What you need to do
Of the lines in this listing, how many contain the word "bullet"? Give the number and nothing else.

Input rows
- - - - - - -

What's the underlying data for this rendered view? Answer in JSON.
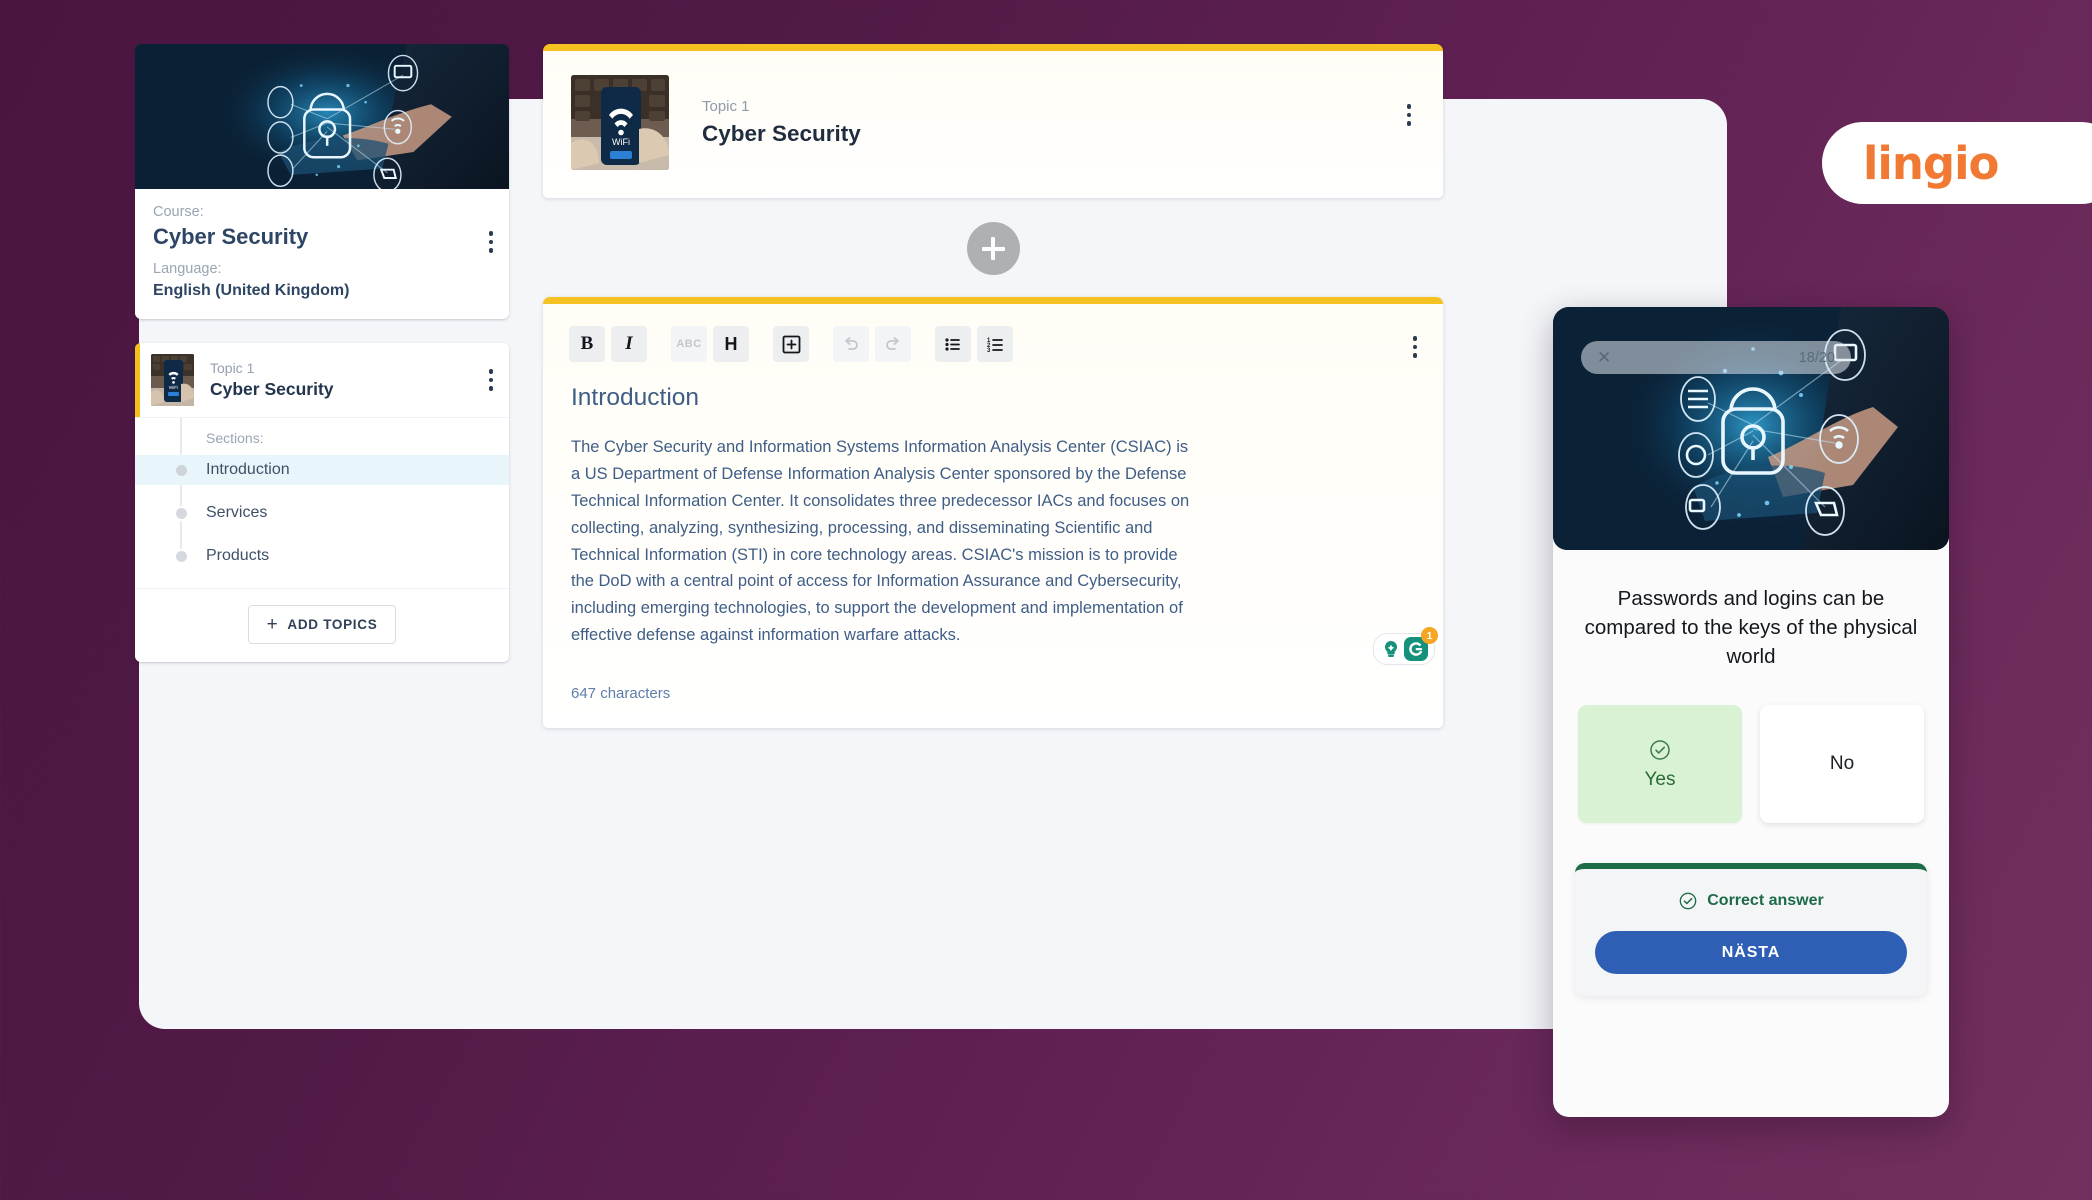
{
  "brand": {
    "logo_text": "lingio",
    "accent_orange": "#f07a33",
    "background_purple": "#4a1540"
  },
  "sidebar": {
    "course_card": {
      "course_label": "Course:",
      "course_name": "Cyber Security",
      "language_label": "Language:",
      "language_value": "English (United Kingdom)",
      "thumbnail_alt": "cyber-security-padlock-image",
      "menu_icon": "kebab-menu-icon"
    },
    "topic": {
      "topic_label": "Topic 1",
      "topic_name": "Cyber Security",
      "accent_color": "#f5c116",
      "thumbnail_alt": "phone-wifi-image",
      "menu_icon": "kebab-menu-icon",
      "sections_label": "Sections:",
      "sections": [
        {
          "label": "Introduction",
          "active": true
        },
        {
          "label": "Services",
          "active": false
        },
        {
          "label": "Products",
          "active": false
        }
      ]
    },
    "add_topics_label": "ADD TOPICS",
    "add_topics_icon": "plus-icon"
  },
  "main": {
    "topic_banner": {
      "topic_label": "Topic 1",
      "topic_name": "Cyber Security",
      "accent_color": "#f6c222",
      "menu_icon": "kebab-menu-icon"
    },
    "add_section_icon": "plus-icon",
    "editor": {
      "accent_color": "#f6c222",
      "toolbar": [
        {
          "name": "bold-button",
          "glyph": "B",
          "style": "bold",
          "disabled": false
        },
        {
          "name": "italic-button",
          "glyph": "I",
          "style": "italic",
          "disabled": false
        },
        {
          "name": "strikethrough-button",
          "glyph": "ABC",
          "style": "abc",
          "disabled": true
        },
        {
          "name": "heading-button",
          "glyph": "H",
          "style": "heading",
          "disabled": false
        },
        {
          "name": "insert-block-button",
          "glyph": "boxplus-icon",
          "style": "icon",
          "disabled": false
        },
        {
          "name": "undo-button",
          "glyph": "undo-icon",
          "style": "icon",
          "disabled": true
        },
        {
          "name": "redo-button",
          "glyph": "redo-icon",
          "style": "icon",
          "disabled": true
        },
        {
          "name": "bullet-list-button",
          "glyph": "bullet-list-icon",
          "style": "icon",
          "disabled": false
        },
        {
          "name": "numbered-list-button",
          "glyph": "numbered-list-icon",
          "style": "icon",
          "disabled": false
        }
      ],
      "menu_icon": "kebab-menu-icon",
      "doc_heading": "Introduction",
      "doc_paragraph": "The Cyber Security and Information Systems Information Analysis Center (CSIAC) is a US Department of Defense Information Analysis Center sponsored by the Defense Technical Information Center. It consolidates three predecessor IACs and focuses on collecting, analyzing, synthesizing, processing, and disseminating Scientific and Technical Information (STI) in core technology areas. CSIAC's mission is to provide the DoD with a central point of access for Information Assurance and Cybersecurity, including emerging technologies, to support the development and implementation of effective defense against information warfare attacks.",
      "character_count": "647 characters",
      "grammarly": {
        "assistant_icon": "lightbulb-icon",
        "logo_icon": "grammarly-g-icon",
        "suggestion_count": "1"
      }
    }
  },
  "phone_preview": {
    "close_icon": "close-icon",
    "progress": "18/20",
    "hero_alt": "cyber-security-padlock-image",
    "question": "Passwords and logins can be compared to the keys of the physical world",
    "answers": [
      {
        "label": "Yes",
        "selected": true,
        "icon": "check-circle-icon"
      },
      {
        "label": "No",
        "selected": false,
        "icon": ""
      }
    ],
    "feedback": {
      "icon": "check-circle-icon",
      "text": "Correct answer",
      "accent_color": "#1d6b47",
      "next_label": "NÄSTA",
      "next_color": "#2f5fb5"
    }
  }
}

- - - - - - -

Result for this exercise
2